◆ **TASK**: Below is a listing; copy all of it exactly.

(Data listing)

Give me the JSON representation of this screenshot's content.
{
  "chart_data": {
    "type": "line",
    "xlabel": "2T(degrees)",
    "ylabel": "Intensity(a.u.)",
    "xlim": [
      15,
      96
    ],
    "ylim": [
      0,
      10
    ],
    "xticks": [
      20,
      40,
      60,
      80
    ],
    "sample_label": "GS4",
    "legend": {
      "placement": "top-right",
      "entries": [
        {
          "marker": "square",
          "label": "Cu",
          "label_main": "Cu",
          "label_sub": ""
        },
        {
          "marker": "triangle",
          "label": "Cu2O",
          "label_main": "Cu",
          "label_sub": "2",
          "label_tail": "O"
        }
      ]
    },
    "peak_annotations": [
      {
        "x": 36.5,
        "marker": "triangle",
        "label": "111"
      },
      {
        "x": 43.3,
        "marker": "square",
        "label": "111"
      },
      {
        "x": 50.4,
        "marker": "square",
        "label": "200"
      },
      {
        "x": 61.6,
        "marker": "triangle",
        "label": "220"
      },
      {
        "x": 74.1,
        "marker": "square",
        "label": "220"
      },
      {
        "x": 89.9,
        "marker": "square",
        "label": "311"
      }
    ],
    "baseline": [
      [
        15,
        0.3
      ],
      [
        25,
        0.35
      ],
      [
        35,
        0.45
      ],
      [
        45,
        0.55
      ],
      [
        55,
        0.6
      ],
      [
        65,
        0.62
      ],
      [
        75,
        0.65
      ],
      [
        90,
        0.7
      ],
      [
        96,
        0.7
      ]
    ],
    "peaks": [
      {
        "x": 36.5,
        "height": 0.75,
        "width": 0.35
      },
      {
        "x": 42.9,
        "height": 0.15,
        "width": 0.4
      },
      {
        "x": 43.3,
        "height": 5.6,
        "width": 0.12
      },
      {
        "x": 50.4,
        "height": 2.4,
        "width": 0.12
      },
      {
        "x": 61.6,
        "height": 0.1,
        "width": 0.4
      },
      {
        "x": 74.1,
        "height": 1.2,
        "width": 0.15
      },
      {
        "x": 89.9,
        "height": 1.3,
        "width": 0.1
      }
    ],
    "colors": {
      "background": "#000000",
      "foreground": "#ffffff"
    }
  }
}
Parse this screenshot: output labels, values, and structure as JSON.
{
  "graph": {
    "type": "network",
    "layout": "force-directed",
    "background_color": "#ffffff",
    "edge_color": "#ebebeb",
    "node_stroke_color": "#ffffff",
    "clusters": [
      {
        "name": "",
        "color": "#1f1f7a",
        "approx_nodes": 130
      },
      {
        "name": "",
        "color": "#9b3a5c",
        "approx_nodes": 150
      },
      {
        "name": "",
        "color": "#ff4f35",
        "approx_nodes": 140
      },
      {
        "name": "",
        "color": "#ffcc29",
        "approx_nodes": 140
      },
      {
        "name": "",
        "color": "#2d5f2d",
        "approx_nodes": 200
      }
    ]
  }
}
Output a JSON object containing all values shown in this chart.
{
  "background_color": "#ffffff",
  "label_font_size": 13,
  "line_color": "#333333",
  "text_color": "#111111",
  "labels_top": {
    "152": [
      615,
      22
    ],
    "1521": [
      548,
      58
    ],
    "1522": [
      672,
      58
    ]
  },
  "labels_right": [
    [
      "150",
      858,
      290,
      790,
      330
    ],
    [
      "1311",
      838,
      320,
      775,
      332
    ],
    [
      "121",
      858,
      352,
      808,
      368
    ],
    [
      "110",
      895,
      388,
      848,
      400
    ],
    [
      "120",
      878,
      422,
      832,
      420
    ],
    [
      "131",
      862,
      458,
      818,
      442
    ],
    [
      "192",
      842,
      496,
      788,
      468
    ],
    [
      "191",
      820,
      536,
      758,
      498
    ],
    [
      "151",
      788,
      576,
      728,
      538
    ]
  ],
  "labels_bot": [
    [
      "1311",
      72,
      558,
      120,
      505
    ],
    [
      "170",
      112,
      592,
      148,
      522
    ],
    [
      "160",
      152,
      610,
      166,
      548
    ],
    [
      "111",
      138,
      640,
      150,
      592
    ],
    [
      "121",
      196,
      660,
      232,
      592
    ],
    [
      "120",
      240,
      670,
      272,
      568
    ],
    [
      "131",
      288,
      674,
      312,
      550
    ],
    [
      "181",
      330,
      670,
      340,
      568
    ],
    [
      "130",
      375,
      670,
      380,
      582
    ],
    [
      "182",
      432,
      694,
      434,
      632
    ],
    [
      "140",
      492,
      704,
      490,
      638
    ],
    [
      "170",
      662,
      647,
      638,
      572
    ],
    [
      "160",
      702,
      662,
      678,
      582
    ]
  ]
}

◆ **EXPECTED OUTPUT**:
Give me the JSON representation of this screenshot's content.
{
  "chart_data": {
    "type": "line",
    "xlabel": "2T(degrees)",
    "ylabel": "Intensity(a.u.)",
    "xlim": [
      15,
      96
    ],
    "ylim": [
      0,
      10
    ],
    "xticks": [
      20,
      40,
      60,
      80
    ],
    "sample_label": "GS4",
    "legend": {
      "placement": "top-right",
      "entries": [
        {
          "marker": "square",
          "label": "Cu",
          "label_main": "Cu",
          "label_sub": ""
        },
        {
          "marker": "triangle",
          "label": "Cu2O",
          "label_main": "Cu",
          "label_sub": "2",
          "label_tail": "O"
        }
      ]
    },
    "peak_annotations": [
      {
        "x": 36.5,
        "marker": "triangle",
        "label": "111"
      },
      {
        "x": 43.3,
        "marker": "square",
        "label": "111"
      },
      {
        "x": 50.4,
        "marker": "square",
        "label": "200"
      },
      {
        "x": 61.6,
        "marker": "triangle",
        "label": "220"
      },
      {
        "x": 74.1,
        "marker": "square",
        "label": "220"
      },
      {
        "x": 89.9,
        "marker": "square",
        "label": "311"
      }
    ],
    "baseline": [
      [
        15,
        0.3
      ],
      [
        25,
        0.35
      ],
      [
        35,
        0.45
      ],
      [
        45,
        0.55
      ],
      [
        55,
        0.6
      ],
      [
        65,
        0.62
      ],
      [
        75,
        0.65
      ],
      [
        90,
        0.7
      ],
      [
        96,
        0.7
      ]
    ],
    "peaks": [
      {
        "x": 36.5,
        "height": 0.75,
        "width": 0.35
      },
      {
        "x": 42.9,
        "height": 0.15,
        "width": 0.4
      },
      {
        "x": 43.3,
        "height": 5.6,
        "width": 0.12
      },
      {
        "x": 50.4,
        "height": 2.4,
        "width": 0.12
      },
      {
        "x": 61.6,
        "height": 0.1,
        "width": 0.4
      },
      {
        "x": 74.1,
        "height": 1.2,
        "width": 0.15
      },
      {
        "x": 89.9,
        "height": 1.3,
        "width": 0.1
      }
    ],
    "colors": {
      "background": "#000000",
      "foreground": "#ffffff"
    }
  }
}
Parse this screenshot: output labels, values, and structure as JSON.
{
  "graph": {
    "type": "network",
    "layout": "force-directed",
    "background_color": "#ffffff",
    "edge_color": "#ebebeb",
    "node_stroke_color": "#ffffff",
    "clusters": [
      {
        "name": "",
        "color": "#1f1f7a",
        "approx_nodes": 130
      },
      {
        "name": "",
        "color": "#9b3a5c",
        "approx_nodes": 150
      },
      {
        "name": "",
        "color": "#ff4f35",
        "approx_nodes": 140
      },
      {
        "name": "",
        "color": "#ffcc29",
        "approx_nodes": 140
      },
      {
        "name": "",
        "color": "#2d5f2d",
        "approx_nodes": 200
      }
    ]
  }
}
Output a JSON object containing all values shown in this chart.
{
  "background_color": "#ffffff",
  "label_font_size": 13,
  "line_color": "#333333",
  "text_color": "#111111",
  "labels_top": {
    "152": [
      615,
      22
    ],
    "1521": [
      548,
      58
    ],
    "1522": [
      672,
      58
    ]
  },
  "labels_right": [
    [
      "150",
      858,
      290,
      790,
      330
    ],
    [
      "1311",
      838,
      320,
      775,
      332
    ],
    [
      "121",
      858,
      352,
      808,
      368
    ],
    [
      "110",
      895,
      388,
      848,
      400
    ],
    [
      "120",
      878,
      422,
      832,
      420
    ],
    [
      "131",
      862,
      458,
      818,
      442
    ],
    [
      "192",
      842,
      496,
      788,
      468
    ],
    [
      "191",
      820,
      536,
      758,
      498
    ],
    [
      "151",
      788,
      576,
      728,
      538
    ]
  ],
  "labels_bot": [
    [
      "1311",
      72,
      558,
      120,
      505
    ],
    [
      "170",
      112,
      592,
      148,
      522
    ],
    [
      "160",
      152,
      610,
      166,
      548
    ],
    [
      "111",
      138,
      640,
      150,
      592
    ],
    [
      "121",
      196,
      660,
      232,
      592
    ],
    [
      "120",
      240,
      670,
      272,
      568
    ],
    [
      "131",
      288,
      674,
      312,
      550
    ],
    [
      "181",
      330,
      670,
      340,
      568
    ],
    [
      "130",
      375,
      670,
      380,
      582
    ],
    [
      "182",
      432,
      694,
      434,
      632
    ],
    [
      "140",
      492,
      704,
      490,
      638
    ],
    [
      "170",
      662,
      647,
      638,
      572
    ],
    [
      "160",
      702,
      662,
      678,
      582
    ]
  ]
}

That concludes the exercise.